━━━ RECORDS TO USE ━━━
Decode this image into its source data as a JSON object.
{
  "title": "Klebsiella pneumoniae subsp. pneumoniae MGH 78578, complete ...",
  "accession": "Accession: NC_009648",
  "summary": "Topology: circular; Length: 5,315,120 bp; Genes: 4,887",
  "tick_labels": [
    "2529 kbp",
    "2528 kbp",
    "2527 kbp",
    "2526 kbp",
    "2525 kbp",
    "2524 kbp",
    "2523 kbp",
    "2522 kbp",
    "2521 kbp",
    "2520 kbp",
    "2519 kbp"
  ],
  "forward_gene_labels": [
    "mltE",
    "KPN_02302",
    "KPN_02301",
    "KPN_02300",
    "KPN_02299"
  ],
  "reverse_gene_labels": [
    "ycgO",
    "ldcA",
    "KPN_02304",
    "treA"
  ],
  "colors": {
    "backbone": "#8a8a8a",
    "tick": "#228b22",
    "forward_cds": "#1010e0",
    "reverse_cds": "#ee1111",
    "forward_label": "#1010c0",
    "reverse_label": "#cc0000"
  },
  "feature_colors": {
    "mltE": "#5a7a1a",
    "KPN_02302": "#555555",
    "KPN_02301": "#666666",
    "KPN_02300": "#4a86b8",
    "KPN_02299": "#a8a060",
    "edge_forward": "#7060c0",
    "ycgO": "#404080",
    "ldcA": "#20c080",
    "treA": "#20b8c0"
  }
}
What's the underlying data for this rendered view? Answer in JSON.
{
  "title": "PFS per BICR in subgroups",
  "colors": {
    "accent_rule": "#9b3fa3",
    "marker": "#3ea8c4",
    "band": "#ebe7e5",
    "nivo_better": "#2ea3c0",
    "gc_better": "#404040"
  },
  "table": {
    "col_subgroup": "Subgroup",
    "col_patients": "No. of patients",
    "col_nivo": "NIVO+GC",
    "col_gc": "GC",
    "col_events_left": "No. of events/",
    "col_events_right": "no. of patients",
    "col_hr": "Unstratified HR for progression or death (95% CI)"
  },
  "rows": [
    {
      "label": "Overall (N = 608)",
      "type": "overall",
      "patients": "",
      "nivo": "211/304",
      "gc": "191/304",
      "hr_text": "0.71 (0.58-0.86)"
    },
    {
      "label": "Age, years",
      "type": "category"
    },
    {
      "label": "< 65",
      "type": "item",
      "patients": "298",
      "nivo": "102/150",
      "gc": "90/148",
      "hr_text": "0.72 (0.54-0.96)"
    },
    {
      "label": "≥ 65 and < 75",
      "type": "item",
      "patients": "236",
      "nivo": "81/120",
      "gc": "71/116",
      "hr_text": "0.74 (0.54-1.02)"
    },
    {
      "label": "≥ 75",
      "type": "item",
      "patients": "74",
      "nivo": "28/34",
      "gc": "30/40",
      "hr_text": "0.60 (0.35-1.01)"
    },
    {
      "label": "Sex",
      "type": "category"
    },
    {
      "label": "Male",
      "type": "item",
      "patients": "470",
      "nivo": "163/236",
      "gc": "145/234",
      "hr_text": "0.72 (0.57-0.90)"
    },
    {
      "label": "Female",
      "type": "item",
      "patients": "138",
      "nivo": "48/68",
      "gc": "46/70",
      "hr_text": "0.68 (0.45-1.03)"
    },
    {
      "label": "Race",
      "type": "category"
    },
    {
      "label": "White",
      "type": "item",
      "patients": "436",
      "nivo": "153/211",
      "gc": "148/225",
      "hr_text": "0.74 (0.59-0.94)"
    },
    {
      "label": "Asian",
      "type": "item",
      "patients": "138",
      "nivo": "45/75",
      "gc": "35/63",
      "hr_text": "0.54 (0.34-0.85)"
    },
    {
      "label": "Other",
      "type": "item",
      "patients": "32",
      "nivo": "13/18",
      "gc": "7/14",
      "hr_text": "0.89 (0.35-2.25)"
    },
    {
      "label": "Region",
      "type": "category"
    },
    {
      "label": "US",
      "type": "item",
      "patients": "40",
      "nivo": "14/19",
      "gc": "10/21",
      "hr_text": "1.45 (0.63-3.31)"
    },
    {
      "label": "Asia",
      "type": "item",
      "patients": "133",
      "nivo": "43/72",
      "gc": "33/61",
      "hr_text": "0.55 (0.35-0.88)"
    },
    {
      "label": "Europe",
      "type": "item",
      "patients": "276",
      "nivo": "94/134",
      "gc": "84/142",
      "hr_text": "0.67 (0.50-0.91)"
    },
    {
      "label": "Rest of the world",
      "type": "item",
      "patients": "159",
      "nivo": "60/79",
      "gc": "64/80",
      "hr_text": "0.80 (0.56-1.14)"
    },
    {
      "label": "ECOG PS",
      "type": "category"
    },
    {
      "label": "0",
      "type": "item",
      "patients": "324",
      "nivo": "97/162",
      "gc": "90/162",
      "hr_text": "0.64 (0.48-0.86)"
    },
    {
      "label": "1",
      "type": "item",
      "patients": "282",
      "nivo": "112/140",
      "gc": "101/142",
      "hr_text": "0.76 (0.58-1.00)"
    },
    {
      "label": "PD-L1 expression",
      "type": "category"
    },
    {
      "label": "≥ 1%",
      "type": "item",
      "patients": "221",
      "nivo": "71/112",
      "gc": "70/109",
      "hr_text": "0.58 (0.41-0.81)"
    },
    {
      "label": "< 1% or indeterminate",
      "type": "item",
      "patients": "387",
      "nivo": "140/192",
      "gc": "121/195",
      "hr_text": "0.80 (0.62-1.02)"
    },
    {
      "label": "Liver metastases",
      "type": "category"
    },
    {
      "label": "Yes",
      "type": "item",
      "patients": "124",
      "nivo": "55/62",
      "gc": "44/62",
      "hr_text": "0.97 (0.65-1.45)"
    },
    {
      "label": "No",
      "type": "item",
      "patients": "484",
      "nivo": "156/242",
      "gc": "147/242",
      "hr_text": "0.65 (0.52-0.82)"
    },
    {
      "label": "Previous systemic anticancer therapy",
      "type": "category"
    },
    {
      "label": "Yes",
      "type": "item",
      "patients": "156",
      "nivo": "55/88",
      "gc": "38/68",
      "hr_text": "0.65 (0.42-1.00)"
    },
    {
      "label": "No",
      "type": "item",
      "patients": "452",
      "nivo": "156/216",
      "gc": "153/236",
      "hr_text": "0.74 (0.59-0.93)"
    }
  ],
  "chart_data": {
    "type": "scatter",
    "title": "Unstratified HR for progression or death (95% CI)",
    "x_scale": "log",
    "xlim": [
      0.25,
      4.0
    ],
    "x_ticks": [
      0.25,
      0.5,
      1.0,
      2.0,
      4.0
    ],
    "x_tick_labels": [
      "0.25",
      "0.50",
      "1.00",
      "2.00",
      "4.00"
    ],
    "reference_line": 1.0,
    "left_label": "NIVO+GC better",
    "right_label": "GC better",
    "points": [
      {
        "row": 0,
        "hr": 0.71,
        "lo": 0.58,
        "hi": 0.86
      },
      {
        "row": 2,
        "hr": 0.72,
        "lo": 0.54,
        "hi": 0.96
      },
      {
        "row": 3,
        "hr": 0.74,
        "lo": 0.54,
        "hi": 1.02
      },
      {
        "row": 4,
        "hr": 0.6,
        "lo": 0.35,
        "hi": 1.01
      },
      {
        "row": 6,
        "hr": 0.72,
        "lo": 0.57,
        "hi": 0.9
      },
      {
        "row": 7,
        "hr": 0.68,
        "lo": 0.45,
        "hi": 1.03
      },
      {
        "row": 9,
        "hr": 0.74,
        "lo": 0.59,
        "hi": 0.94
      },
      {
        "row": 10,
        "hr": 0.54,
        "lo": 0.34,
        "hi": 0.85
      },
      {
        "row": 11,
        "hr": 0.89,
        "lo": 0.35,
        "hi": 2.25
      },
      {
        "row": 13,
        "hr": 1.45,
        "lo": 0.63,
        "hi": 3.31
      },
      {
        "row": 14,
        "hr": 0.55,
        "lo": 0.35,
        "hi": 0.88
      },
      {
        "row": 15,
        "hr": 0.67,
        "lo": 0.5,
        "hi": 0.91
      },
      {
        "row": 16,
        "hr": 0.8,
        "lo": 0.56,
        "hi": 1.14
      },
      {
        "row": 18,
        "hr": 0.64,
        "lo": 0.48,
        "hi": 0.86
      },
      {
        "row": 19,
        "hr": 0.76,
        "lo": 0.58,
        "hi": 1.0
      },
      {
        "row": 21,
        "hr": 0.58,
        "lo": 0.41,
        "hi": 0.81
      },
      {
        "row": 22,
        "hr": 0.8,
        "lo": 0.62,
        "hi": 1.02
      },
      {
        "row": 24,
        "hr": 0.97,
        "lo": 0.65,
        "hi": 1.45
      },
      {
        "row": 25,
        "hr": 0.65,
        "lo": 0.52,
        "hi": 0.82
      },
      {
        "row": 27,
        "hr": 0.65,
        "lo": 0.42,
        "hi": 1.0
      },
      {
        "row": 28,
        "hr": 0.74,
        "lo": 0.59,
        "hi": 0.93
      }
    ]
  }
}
━━━
### EXERCISE
Extract all lines from the data in which "title" is found.

### RESULT
  "title": "Klebsiella pneumoniae subsp. pneumoniae MGH 78578, complete ...",
  "title": "PFS per BICR in subgroups",
    "title": "Unstratified HR for progression or death (95% CI)",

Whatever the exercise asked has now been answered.